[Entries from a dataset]
§ §
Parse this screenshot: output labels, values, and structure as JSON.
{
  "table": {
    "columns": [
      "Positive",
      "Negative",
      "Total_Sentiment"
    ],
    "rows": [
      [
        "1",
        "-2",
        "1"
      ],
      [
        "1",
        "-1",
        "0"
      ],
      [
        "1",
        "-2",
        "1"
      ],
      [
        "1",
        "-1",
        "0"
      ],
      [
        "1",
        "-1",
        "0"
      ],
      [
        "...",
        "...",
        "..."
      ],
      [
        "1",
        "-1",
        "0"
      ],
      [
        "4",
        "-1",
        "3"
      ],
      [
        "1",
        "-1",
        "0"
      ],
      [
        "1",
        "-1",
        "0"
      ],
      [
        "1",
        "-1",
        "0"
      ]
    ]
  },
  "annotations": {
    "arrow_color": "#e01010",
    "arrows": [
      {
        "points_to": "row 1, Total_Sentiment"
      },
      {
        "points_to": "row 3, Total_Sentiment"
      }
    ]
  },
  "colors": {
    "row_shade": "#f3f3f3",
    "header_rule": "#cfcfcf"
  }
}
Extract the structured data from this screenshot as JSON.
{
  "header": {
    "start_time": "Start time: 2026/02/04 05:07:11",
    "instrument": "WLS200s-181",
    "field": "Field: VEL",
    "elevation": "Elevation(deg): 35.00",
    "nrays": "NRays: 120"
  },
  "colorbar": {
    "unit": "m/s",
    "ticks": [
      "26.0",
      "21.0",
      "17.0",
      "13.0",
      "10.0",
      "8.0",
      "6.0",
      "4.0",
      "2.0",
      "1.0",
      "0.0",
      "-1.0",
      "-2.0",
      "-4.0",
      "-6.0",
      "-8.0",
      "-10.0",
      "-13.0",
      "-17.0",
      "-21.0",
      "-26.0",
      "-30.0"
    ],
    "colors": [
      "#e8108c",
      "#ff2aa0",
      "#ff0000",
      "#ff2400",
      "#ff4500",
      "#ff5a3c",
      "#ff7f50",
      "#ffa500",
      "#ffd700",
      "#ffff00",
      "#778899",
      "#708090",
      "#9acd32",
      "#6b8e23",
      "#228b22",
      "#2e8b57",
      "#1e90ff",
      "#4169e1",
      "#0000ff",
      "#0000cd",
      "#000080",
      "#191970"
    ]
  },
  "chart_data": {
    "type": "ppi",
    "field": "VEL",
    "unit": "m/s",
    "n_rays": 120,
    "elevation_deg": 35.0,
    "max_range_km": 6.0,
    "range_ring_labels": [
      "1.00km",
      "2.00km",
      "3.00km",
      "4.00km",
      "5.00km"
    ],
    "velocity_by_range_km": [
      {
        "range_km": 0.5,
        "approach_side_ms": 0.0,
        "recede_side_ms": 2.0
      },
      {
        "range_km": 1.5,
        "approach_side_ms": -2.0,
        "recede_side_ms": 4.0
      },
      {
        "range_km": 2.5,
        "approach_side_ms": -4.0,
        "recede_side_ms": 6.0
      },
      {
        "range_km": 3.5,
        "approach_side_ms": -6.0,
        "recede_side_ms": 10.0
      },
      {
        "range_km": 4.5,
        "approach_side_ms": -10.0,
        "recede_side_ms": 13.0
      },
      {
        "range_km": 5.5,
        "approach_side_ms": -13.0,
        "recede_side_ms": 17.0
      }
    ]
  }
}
§ §
[TASK TO CARRY OUT] Copy the data above exactly. Every line must be included.

[FINISHED TASK]
Parse this screenshot: output labels, values, and structure as JSON.
{
  "table": {
    "columns": [
      "Positive",
      "Negative",
      "Total_Sentiment"
    ],
    "rows": [
      [
        "1",
        "-2",
        "1"
      ],
      [
        "1",
        "-1",
        "0"
      ],
      [
        "1",
        "-2",
        "1"
      ],
      [
        "1",
        "-1",
        "0"
      ],
      [
        "1",
        "-1",
        "0"
      ],
      [
        "...",
        "...",
        "..."
      ],
      [
        "1",
        "-1",
        "0"
      ],
      [
        "4",
        "-1",
        "3"
      ],
      [
        "1",
        "-1",
        "0"
      ],
      [
        "1",
        "-1",
        "0"
      ],
      [
        "1",
        "-1",
        "0"
      ]
    ]
  },
  "annotations": {
    "arrow_color": "#e01010",
    "arrows": [
      {
        "points_to": "row 1, Total_Sentiment"
      },
      {
        "points_to": "row 3, Total_Sentiment"
      }
    ]
  },
  "colors": {
    "row_shade": "#f3f3f3",
    "header_rule": "#cfcfcf"
  }
}
Extract the structured data from this screenshot as JSON.
{
  "header": {
    "start_time": "Start time: 2026/02/04 05:07:11",
    "instrument": "WLS200s-181",
    "field": "Field: VEL",
    "elevation": "Elevation(deg): 35.00",
    "nrays": "NRays: 120"
  },
  "colorbar": {
    "unit": "m/s",
    "ticks": [
      "26.0",
      "21.0",
      "17.0",
      "13.0",
      "10.0",
      "8.0",
      "6.0",
      "4.0",
      "2.0",
      "1.0",
      "0.0",
      "-1.0",
      "-2.0",
      "-4.0",
      "-6.0",
      "-8.0",
      "-10.0",
      "-13.0",
      "-17.0",
      "-21.0",
      "-26.0",
      "-30.0"
    ],
    "colors": [
      "#e8108c",
      "#ff2aa0",
      "#ff0000",
      "#ff2400",
      "#ff4500",
      "#ff5a3c",
      "#ff7f50",
      "#ffa500",
      "#ffd700",
      "#ffff00",
      "#778899",
      "#708090",
      "#9acd32",
      "#6b8e23",
      "#228b22",
      "#2e8b57",
      "#1e90ff",
      "#4169e1",
      "#0000ff",
      "#0000cd",
      "#000080",
      "#191970"
    ]
  },
  "chart_data": {
    "type": "ppi",
    "field": "VEL",
    "unit": "m/s",
    "n_rays": 120,
    "elevation_deg": 35.0,
    "max_range_km": 6.0,
    "range_ring_labels": [
      "1.00km",
      "2.00km",
      "3.00km",
      "4.00km",
      "5.00km"
    ],
    "velocity_by_range_km": [
      {
        "range_km": 0.5,
        "approach_side_ms": 0.0,
        "recede_side_ms": 2.0
      },
      {
        "range_km": 1.5,
        "approach_side_ms": -2.0,
        "recede_side_ms": 4.0
      },
      {
        "range_km": 2.5,
        "approach_side_ms": -4.0,
        "recede_side_ms": 6.0
      },
      {
        "range_km": 3.5,
        "approach_side_ms": -6.0,
        "recede_side_ms": 10.0
      },
      {
        "range_km": 4.5,
        "approach_side_ms": -10.0,
        "recede_side_ms": 13.0
      },
      {
        "range_km": 5.5,
        "approach_side_ms": -13.0,
        "recede_side_ms": 17.0
      }
    ]
  }
}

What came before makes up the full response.